Task details:
Where the string "JSON" occurs in the material below, report the whole line.

Extracted records:

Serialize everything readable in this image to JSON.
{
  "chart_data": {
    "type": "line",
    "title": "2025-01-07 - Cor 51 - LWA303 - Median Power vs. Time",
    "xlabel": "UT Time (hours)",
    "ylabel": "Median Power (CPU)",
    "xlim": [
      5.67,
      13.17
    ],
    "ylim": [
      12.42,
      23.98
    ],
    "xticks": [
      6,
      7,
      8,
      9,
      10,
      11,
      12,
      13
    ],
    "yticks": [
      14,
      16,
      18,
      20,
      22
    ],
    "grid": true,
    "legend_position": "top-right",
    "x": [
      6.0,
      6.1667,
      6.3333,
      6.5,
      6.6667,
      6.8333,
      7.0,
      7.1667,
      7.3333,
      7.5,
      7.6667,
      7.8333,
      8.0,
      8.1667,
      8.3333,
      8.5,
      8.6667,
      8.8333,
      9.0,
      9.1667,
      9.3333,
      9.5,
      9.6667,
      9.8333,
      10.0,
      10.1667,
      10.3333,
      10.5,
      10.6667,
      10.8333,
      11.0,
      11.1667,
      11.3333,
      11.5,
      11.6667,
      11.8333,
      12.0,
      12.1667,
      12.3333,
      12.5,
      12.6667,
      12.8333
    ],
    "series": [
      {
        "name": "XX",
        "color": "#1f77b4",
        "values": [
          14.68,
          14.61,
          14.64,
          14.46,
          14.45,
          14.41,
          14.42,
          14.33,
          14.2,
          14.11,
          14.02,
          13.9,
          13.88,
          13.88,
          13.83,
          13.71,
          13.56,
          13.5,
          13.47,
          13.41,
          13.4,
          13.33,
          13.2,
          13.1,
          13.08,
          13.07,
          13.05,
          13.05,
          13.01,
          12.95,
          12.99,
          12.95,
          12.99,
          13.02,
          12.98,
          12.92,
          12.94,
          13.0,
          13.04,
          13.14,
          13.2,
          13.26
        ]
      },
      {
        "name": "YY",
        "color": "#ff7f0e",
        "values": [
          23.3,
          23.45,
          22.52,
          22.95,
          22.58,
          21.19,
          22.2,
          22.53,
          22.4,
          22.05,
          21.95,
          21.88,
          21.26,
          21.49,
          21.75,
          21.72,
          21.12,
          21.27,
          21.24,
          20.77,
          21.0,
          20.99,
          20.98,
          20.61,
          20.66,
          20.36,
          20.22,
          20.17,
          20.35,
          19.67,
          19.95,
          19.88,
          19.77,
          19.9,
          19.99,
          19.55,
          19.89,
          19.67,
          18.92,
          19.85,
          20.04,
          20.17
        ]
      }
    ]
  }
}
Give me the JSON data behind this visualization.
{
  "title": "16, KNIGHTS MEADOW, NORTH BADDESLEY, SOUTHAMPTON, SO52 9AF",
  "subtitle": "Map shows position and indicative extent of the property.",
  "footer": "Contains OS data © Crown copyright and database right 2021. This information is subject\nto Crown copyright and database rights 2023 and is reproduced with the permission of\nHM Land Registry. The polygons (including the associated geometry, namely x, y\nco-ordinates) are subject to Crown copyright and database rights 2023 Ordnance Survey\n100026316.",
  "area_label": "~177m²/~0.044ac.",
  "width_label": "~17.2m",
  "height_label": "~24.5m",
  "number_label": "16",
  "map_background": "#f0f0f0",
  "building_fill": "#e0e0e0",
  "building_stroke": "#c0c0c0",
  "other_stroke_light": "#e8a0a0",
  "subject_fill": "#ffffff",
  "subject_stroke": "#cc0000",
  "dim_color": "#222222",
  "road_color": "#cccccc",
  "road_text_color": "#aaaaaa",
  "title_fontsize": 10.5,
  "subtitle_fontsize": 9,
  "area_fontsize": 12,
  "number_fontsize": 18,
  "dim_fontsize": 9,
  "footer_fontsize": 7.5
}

Complete output:
Serialize everything readable in this image to JSON.
Give me the JSON data behind this visualization.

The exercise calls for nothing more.